___ Material supplied ___
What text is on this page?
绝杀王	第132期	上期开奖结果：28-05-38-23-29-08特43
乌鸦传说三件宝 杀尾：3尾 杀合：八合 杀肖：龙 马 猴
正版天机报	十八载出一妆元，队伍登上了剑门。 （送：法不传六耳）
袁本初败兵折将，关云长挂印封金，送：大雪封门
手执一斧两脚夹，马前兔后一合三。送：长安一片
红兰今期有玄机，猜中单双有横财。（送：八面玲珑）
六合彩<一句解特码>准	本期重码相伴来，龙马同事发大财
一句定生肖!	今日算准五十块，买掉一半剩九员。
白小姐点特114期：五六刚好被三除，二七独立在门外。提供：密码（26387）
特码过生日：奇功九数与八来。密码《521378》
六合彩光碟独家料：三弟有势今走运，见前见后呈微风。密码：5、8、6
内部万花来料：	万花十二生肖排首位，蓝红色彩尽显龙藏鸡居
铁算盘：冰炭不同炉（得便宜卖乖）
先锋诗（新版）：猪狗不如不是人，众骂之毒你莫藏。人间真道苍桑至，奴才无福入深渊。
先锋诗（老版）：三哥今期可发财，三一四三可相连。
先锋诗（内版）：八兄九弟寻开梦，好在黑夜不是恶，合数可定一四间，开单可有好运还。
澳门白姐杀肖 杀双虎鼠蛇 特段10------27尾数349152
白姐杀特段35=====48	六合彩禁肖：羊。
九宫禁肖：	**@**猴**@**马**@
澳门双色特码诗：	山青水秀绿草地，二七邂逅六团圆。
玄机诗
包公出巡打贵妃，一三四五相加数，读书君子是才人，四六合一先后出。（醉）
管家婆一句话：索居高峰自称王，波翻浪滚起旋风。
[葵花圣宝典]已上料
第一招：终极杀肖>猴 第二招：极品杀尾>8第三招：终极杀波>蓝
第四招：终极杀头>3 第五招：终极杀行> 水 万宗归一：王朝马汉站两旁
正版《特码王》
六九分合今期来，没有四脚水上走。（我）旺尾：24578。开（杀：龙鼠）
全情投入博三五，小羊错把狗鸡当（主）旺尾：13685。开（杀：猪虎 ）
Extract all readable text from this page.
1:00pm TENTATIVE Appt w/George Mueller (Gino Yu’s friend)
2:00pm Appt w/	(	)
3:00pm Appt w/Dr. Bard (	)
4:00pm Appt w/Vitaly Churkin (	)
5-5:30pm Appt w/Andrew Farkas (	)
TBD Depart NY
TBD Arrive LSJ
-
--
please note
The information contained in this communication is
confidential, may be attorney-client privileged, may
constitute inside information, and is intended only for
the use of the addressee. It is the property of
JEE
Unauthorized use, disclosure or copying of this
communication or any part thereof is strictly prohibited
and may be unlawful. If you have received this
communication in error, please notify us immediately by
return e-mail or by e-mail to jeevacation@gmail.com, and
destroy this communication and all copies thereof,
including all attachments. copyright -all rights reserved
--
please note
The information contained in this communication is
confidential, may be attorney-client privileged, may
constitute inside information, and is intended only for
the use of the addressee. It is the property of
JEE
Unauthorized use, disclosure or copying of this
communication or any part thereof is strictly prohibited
___
- Objective
For the listing above, identify each line bearing "this".

- Exercise answer
What text is on this page?
Extract all readable text from this page.
The information contained in this communication is
Unauthorized use, disclosure or copying of this
and may be unlawful. If you have received this
destroy this communication and all copies thereof,
The information contained in this communication is
Unauthorized use, disclosure or copying of this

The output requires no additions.